A run of records:

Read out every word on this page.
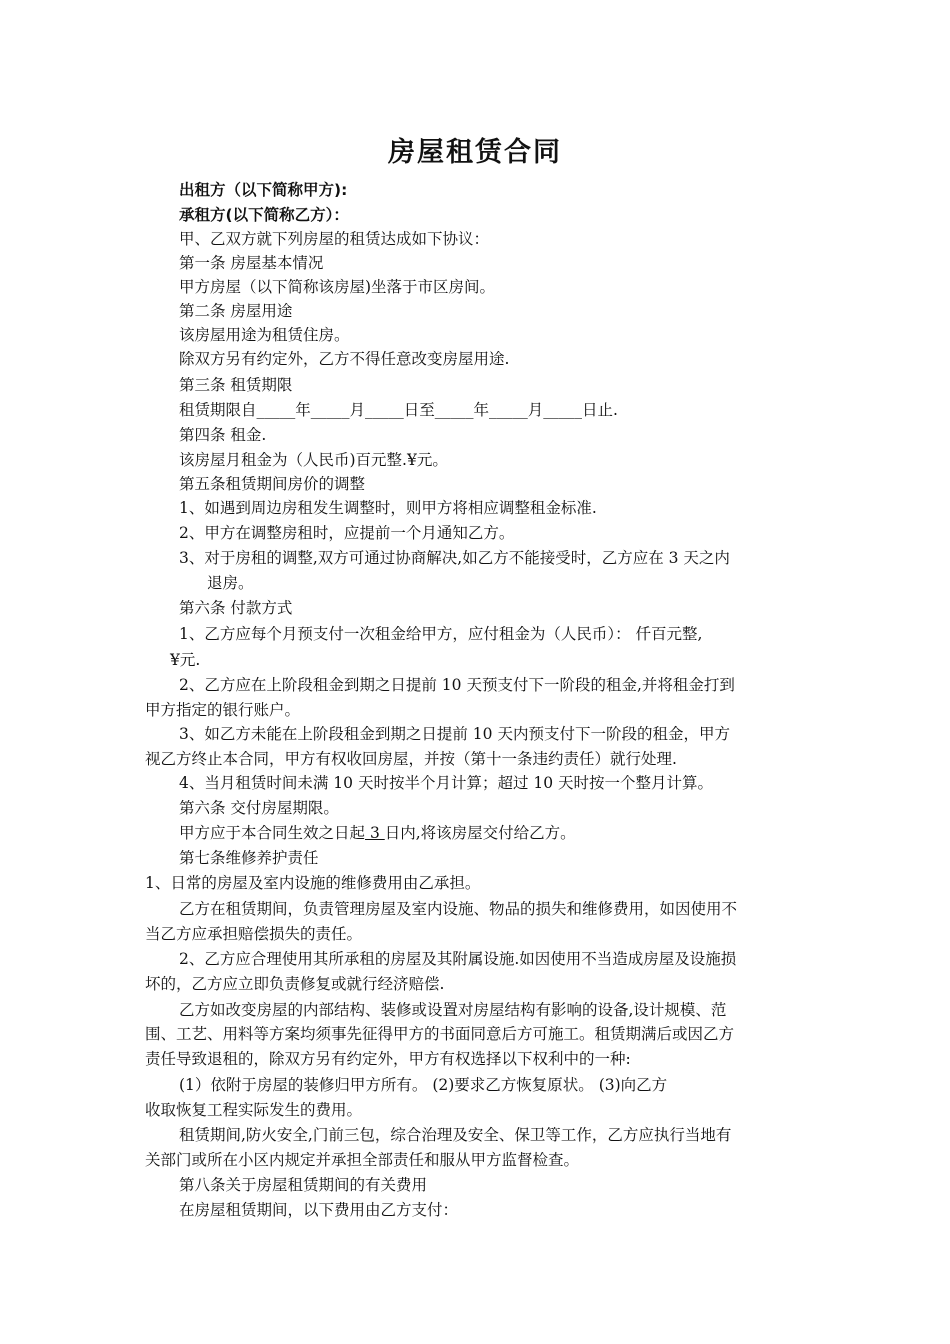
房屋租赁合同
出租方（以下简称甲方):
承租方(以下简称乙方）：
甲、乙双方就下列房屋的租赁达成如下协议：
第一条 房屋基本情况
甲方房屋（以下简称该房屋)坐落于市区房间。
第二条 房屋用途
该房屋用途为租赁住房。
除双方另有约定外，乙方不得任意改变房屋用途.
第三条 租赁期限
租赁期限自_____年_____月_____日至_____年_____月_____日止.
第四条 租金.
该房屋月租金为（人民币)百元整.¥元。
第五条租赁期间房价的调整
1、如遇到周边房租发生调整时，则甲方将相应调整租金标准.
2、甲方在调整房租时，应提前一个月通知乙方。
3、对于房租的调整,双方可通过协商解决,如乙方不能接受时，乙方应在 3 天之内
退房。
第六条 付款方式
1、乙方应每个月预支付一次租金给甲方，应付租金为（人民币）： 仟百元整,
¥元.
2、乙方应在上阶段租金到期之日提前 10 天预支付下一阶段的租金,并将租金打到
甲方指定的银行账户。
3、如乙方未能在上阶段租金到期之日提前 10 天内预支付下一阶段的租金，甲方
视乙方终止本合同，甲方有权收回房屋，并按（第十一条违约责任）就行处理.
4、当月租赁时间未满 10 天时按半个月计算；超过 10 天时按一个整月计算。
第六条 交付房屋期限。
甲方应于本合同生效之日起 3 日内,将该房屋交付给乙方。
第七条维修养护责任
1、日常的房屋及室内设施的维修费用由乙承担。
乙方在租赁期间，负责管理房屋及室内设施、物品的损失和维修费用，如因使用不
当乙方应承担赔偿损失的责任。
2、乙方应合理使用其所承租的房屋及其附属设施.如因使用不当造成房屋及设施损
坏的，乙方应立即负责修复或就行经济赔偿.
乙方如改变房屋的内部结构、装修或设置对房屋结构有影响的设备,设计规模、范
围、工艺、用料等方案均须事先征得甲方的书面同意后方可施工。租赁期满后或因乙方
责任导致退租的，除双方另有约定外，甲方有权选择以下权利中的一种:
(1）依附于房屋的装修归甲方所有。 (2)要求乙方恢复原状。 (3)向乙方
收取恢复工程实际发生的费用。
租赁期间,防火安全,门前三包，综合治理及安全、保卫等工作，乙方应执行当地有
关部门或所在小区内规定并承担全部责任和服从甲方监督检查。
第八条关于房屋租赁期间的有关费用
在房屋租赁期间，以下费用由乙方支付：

* * *

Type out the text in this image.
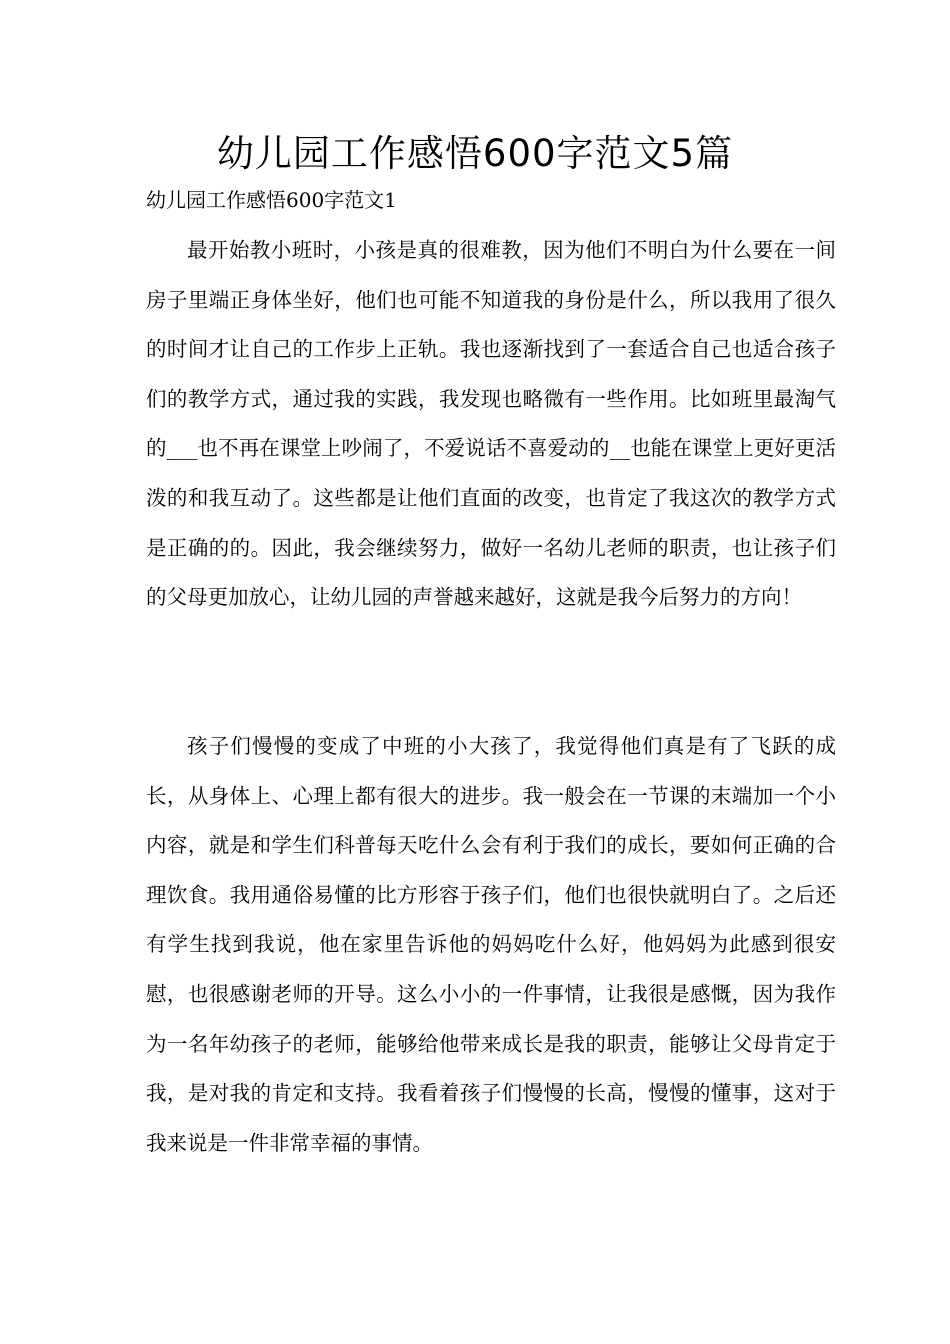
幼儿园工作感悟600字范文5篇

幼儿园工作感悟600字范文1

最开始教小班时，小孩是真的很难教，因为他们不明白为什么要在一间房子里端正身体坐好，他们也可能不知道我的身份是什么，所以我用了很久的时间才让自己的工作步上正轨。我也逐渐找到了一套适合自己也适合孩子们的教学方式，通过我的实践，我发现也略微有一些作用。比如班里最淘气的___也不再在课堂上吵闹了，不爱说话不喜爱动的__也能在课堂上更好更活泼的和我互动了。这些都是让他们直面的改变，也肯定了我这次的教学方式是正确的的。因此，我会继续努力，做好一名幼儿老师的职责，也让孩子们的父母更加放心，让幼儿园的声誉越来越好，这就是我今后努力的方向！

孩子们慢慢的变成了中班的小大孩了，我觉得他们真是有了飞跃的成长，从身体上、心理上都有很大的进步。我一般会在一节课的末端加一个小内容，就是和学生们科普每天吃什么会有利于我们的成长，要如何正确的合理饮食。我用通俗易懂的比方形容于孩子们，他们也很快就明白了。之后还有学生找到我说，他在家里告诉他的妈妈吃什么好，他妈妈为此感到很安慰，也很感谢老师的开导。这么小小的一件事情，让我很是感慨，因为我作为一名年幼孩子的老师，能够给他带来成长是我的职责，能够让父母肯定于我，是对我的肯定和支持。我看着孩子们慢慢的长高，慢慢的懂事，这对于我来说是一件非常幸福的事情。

◆ TASK GOAL ◆
Take each line of the material that contains the word "this" and list it.

◆ EXERCISE ANSWER ◆
Read out every word on this page.
Type out the text in this image.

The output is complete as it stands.